WHAT IS NEEDED
Return each line holding the string "True".

MATERIAL TO PROCESS
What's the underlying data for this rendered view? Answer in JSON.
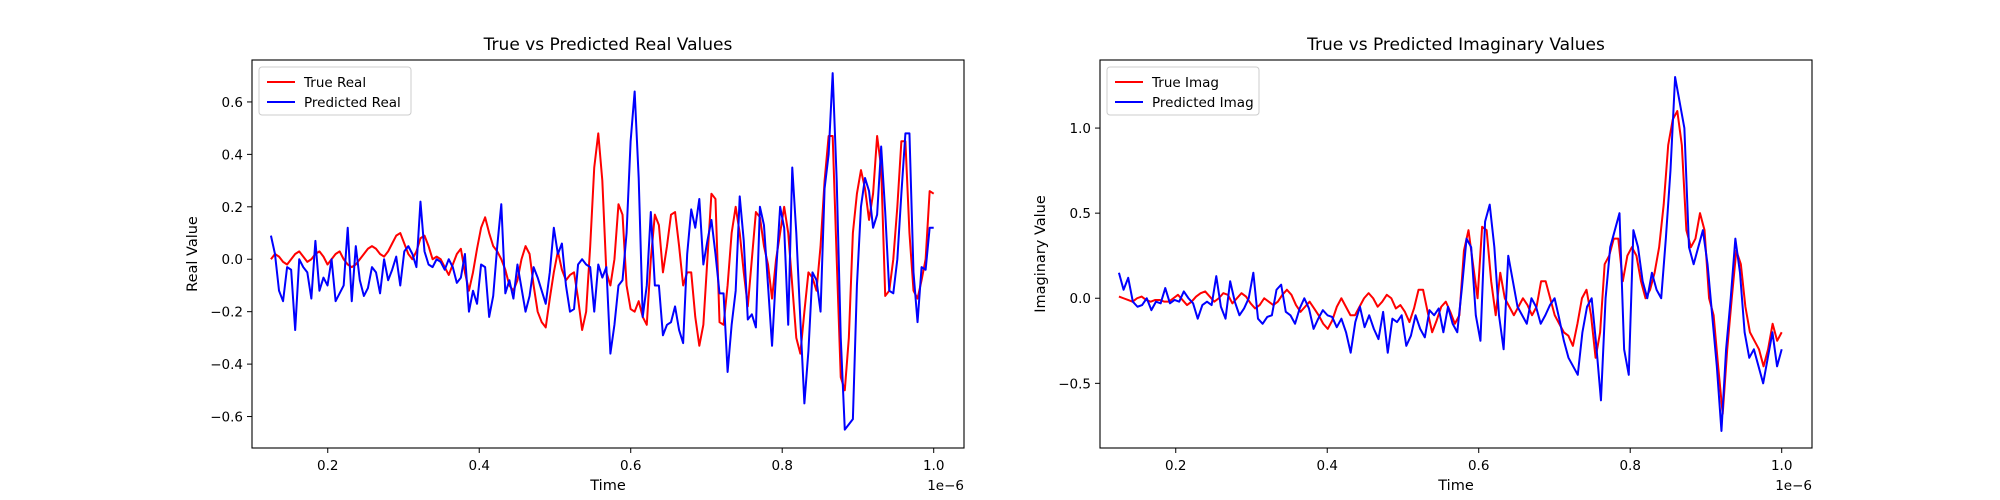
{
  "chart_data": [
    {
      "type": "line",
      "title": "True vs Predicted Real Values",
      "xlabel": "Time",
      "ylabel": "Real Value",
      "x_offset_label": "1e−6",
      "xlim": [
        0.1,
        1.04
      ],
      "ylim": [
        -0.72,
        0.76
      ],
      "xticks": [
        0.2,
        0.4,
        0.6,
        0.8,
        1.0
      ],
      "xtick_labels": [
        "0.2",
        "0.4",
        "0.6",
        "0.8",
        "1.0"
      ],
      "yticks": [
        -0.6,
        -0.4,
        -0.2,
        0.0,
        0.2,
        0.4,
        0.6
      ],
      "ytick_labels": [
        "−0.6",
        "−0.4",
        "−0.2",
        "0.0",
        "0.2",
        "0.4",
        "0.6"
      ],
      "legend_position": "top-left",
      "grid": false,
      "x_range": [
        0.125,
        1.0
      ],
      "series": [
        {
          "name": "True Real",
          "color": "#ff0000",
          "values": [
            0.0,
            0.02,
            0.01,
            -0.01,
            -0.02,
            0.0,
            0.02,
            0.03,
            0.01,
            -0.01,
            0.0,
            0.02,
            0.03,
            0.01,
            -0.02,
            0.0,
            0.02,
            0.03,
            0.0,
            -0.02,
            -0.03,
            -0.02,
            0.0,
            0.02,
            0.04,
            0.05,
            0.04,
            0.02,
            0.01,
            0.03,
            0.06,
            0.09,
            0.1,
            0.06,
            0.02,
            0.0,
            0.03,
            0.08,
            0.09,
            0.05,
            0.0,
            0.01,
            0.0,
            -0.03,
            -0.06,
            -0.02,
            0.02,
            0.04,
            -0.05,
            -0.12,
            -0.05,
            0.04,
            0.12,
            0.16,
            0.1,
            0.05,
            0.03,
            0.0,
            -0.04,
            -0.1,
            -0.12,
            -0.08,
            0.0,
            0.05,
            0.02,
            -0.1,
            -0.2,
            -0.24,
            -0.26,
            -0.15,
            -0.05,
            0.03,
            -0.04,
            -0.08,
            -0.06,
            -0.05,
            -0.15,
            -0.27,
            -0.2,
            0.05,
            0.35,
            0.48,
            0.3,
            -0.05,
            -0.1,
            0.0,
            0.21,
            0.17,
            -0.1,
            -0.19,
            -0.2,
            -0.16,
            -0.22,
            -0.25,
            0.0,
            0.17,
            0.13,
            -0.05,
            0.05,
            0.17,
            0.18,
            0.05,
            -0.1,
            -0.05,
            -0.05,
            -0.22,
            -0.33,
            -0.25,
            0.0,
            0.25,
            0.23,
            -0.24,
            -0.25,
            -0.1,
            0.1,
            0.2,
            0.1,
            -0.05,
            -0.18,
            0.0,
            0.18,
            0.16,
            0.05,
            -0.02,
            -0.15,
            0.0,
            0.1,
            0.2,
            0.1,
            -0.1,
            -0.3,
            -0.36,
            -0.2,
            -0.05,
            -0.07,
            -0.12,
            0.05,
            0.3,
            0.47,
            0.47,
            0.0,
            -0.45,
            -0.5,
            -0.3,
            0.1,
            0.25,
            0.34,
            0.27,
            0.15,
            0.25,
            0.47,
            0.35,
            -0.14,
            -0.12,
            0.0,
            0.2,
            0.45,
            0.45,
            0.1,
            -0.12,
            -0.15,
            -0.08,
            0.0,
            0.26,
            0.25
          ]
        },
        {
          "name": "Predicted Real",
          "color": "#0000ff",
          "values": [
            0.09,
            0.02,
            -0.12,
            -0.16,
            -0.03,
            -0.04,
            -0.27,
            0.0,
            -0.03,
            -0.05,
            -0.15,
            0.07,
            -0.12,
            -0.07,
            -0.1,
            0.0,
            -0.16,
            -0.13,
            -0.1,
            0.12,
            -0.16,
            0.05,
            -0.08,
            -0.14,
            -0.11,
            -0.03,
            -0.05,
            -0.13,
            0.0,
            -0.08,
            -0.04,
            0.01,
            -0.1,
            0.03,
            0.05,
            0.02,
            -0.03,
            0.22,
            0.03,
            -0.02,
            -0.03,
            0.0,
            -0.01,
            -0.04,
            0.0,
            -0.03,
            -0.09,
            -0.07,
            0.02,
            -0.2,
            -0.12,
            -0.17,
            -0.02,
            -0.03,
            -0.22,
            -0.14,
            0.05,
            0.21,
            -0.13,
            -0.08,
            -0.15,
            -0.02,
            -0.11,
            -0.2,
            -0.14,
            -0.03,
            -0.07,
            -0.12,
            -0.17,
            -0.05,
            0.12,
            0.02,
            0.06,
            -0.1,
            -0.2,
            -0.19,
            -0.02,
            0.0,
            -0.02,
            -0.03,
            -0.2,
            -0.02,
            -0.07,
            -0.03,
            -0.36,
            -0.25,
            -0.1,
            -0.08,
            0.1,
            0.45,
            0.64,
            0.31,
            -0.22,
            -0.1,
            0.18,
            -0.1,
            -0.1,
            -0.29,
            -0.25,
            -0.24,
            -0.18,
            -0.27,
            -0.32,
            0.02,
            0.19,
            0.12,
            0.23,
            -0.02,
            0.07,
            0.15,
            0.02,
            -0.13,
            -0.13,
            -0.43,
            -0.25,
            -0.12,
            0.24,
            0.07,
            -0.23,
            -0.21,
            -0.26,
            0.2,
            0.13,
            -0.1,
            -0.33,
            -0.05,
            0.2,
            0.12,
            -0.25,
            0.35,
            0.1,
            -0.23,
            -0.55,
            -0.35,
            -0.05,
            -0.08,
            -0.2,
            0.27,
            0.4,
            0.71,
            0.3,
            -0.3,
            -0.65,
            -0.63,
            -0.61,
            -0.1,
            0.2,
            0.31,
            0.26,
            0.12,
            0.17,
            0.43,
            0.18,
            -0.12,
            -0.13,
            0.0,
            0.25,
            0.48,
            0.48,
            -0.05,
            -0.24,
            -0.03,
            -0.04,
            0.12,
            0.12
          ]
        }
      ]
    },
    {
      "type": "line",
      "title": "True vs Predicted Imaginary Values",
      "xlabel": "Time",
      "ylabel": "Imaginary Value",
      "x_offset_label": "1e−6",
      "xlim": [
        0.1,
        1.04
      ],
      "ylim": [
        -0.88,
        1.4
      ],
      "xticks": [
        0.2,
        0.4,
        0.6,
        0.8,
        1.0
      ],
      "xtick_labels": [
        "0.2",
        "0.4",
        "0.6",
        "0.8",
        "1.0"
      ],
      "yticks": [
        -0.5,
        0.0,
        0.5,
        1.0
      ],
      "ytick_labels": [
        "−0.5",
        "0.0",
        "0.5",
        "1.0"
      ],
      "legend_position": "top-left",
      "grid": false,
      "x_range": [
        0.125,
        1.0
      ],
      "series": [
        {
          "name": "True Imag",
          "color": "#ff0000",
          "values": [
            0.01,
            0.0,
            -0.01,
            -0.02,
            0.0,
            0.01,
            -0.01,
            -0.02,
            -0.01,
            -0.01,
            -0.02,
            -0.02,
            0.0,
            0.02,
            -0.01,
            -0.04,
            -0.02,
            0.01,
            0.03,
            0.04,
            0.01,
            -0.02,
            0.0,
            0.03,
            0.02,
            -0.03,
            0.0,
            0.03,
            0.01,
            -0.03,
            -0.06,
            -0.04,
            0.0,
            -0.02,
            -0.04,
            -0.02,
            0.02,
            0.05,
            0.02,
            -0.04,
            -0.08,
            -0.05,
            -0.02,
            -0.06,
            -0.1,
            -0.15,
            -0.18,
            -0.13,
            -0.05,
            0.0,
            -0.05,
            -0.1,
            -0.1,
            -0.05,
            0.0,
            0.03,
            0.0,
            -0.05,
            -0.02,
            0.02,
            0.0,
            -0.06,
            -0.04,
            -0.08,
            -0.14,
            -0.06,
            0.05,
            0.05,
            -0.08,
            -0.2,
            -0.13,
            -0.05,
            -0.02,
            -0.08,
            -0.15,
            -0.1,
            0.28,
            0.4,
            0.2,
            0.0,
            0.42,
            0.4,
            0.1,
            -0.1,
            0.15,
            0.0,
            -0.05,
            -0.1,
            -0.05,
            0.0,
            -0.04,
            -0.1,
            -0.05,
            0.1,
            0.1,
            0.0,
            -0.1,
            -0.15,
            -0.2,
            -0.22,
            -0.28,
            -0.15,
            0.0,
            0.05,
            -0.1,
            -0.35,
            -0.2,
            0.2,
            0.25,
            0.35,
            0.35,
            0.1,
            0.25,
            0.3,
            0.25,
            0.1,
            0.0,
            0.05,
            0.15,
            0.3,
            0.55,
            0.9,
            1.05,
            1.1,
            0.9,
            0.4,
            0.3,
            0.35,
            0.5,
            0.4,
            0.0,
            -0.1,
            -0.4,
            -0.68,
            -0.3,
            0.0,
            0.28,
            0.2,
            -0.05,
            -0.2,
            -0.25,
            -0.3,
            -0.4,
            -0.3,
            -0.15,
            -0.25,
            -0.2
          ]
        },
        {
          "name": "Predicted Imag",
          "color": "#0000ff",
          "values": [
            0.15,
            0.05,
            0.12,
            -0.02,
            -0.05,
            -0.04,
            0.0,
            -0.07,
            -0.02,
            -0.03,
            0.06,
            -0.03,
            -0.01,
            -0.02,
            0.04,
            0.0,
            -0.03,
            -0.12,
            -0.04,
            -0.02,
            -0.04,
            0.13,
            -0.05,
            -0.12,
            0.1,
            -0.02,
            -0.1,
            -0.06,
            0.0,
            0.15,
            -0.12,
            -0.15,
            -0.11,
            -0.1,
            0.05,
            0.08,
            -0.08,
            -0.1,
            -0.15,
            -0.06,
            0.0,
            -0.06,
            -0.18,
            -0.12,
            -0.07,
            -0.1,
            -0.11,
            -0.17,
            -0.12,
            -0.2,
            -0.32,
            -0.14,
            -0.05,
            -0.17,
            -0.1,
            -0.18,
            -0.24,
            -0.08,
            -0.32,
            -0.12,
            -0.14,
            -0.1,
            -0.28,
            -0.22,
            -0.1,
            -0.18,
            -0.23,
            -0.07,
            -0.1,
            -0.06,
            -0.2,
            -0.05,
            -0.15,
            -0.2,
            0.06,
            0.35,
            0.3,
            -0.1,
            -0.25,
            0.45,
            0.55,
            0.3,
            -0.1,
            -0.3,
            0.25,
            0.1,
            -0.05,
            -0.1,
            -0.15,
            0.0,
            -0.05,
            -0.15,
            -0.1,
            -0.04,
            0.0,
            -0.12,
            -0.25,
            -0.35,
            -0.4,
            -0.45,
            -0.2,
            -0.05,
            0.0,
            -0.28,
            -0.6,
            0.0,
            0.3,
            0.4,
            0.5,
            -0.3,
            -0.45,
            0.4,
            0.3,
            0.1,
            0.0,
            0.15,
            0.05,
            0.0,
            0.35,
            0.75,
            1.3,
            1.15,
            1.0,
            0.3,
            0.2,
            0.3,
            0.4,
            0.2,
            -0.1,
            -0.4,
            -0.78,
            -0.3,
            0.0,
            0.35,
            0.15,
            -0.2,
            -0.35,
            -0.3,
            -0.4,
            -0.5,
            -0.35,
            -0.2,
            -0.4,
            -0.3
          ]
        }
      ]
    }
  ]
}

SOLUTION TO THIS PROBLEM
      "title": "True vs Predicted Real Values",
          "name": "True Real",
      "title": "True vs Predicted Imaginary Values",
          "name": "True Imag",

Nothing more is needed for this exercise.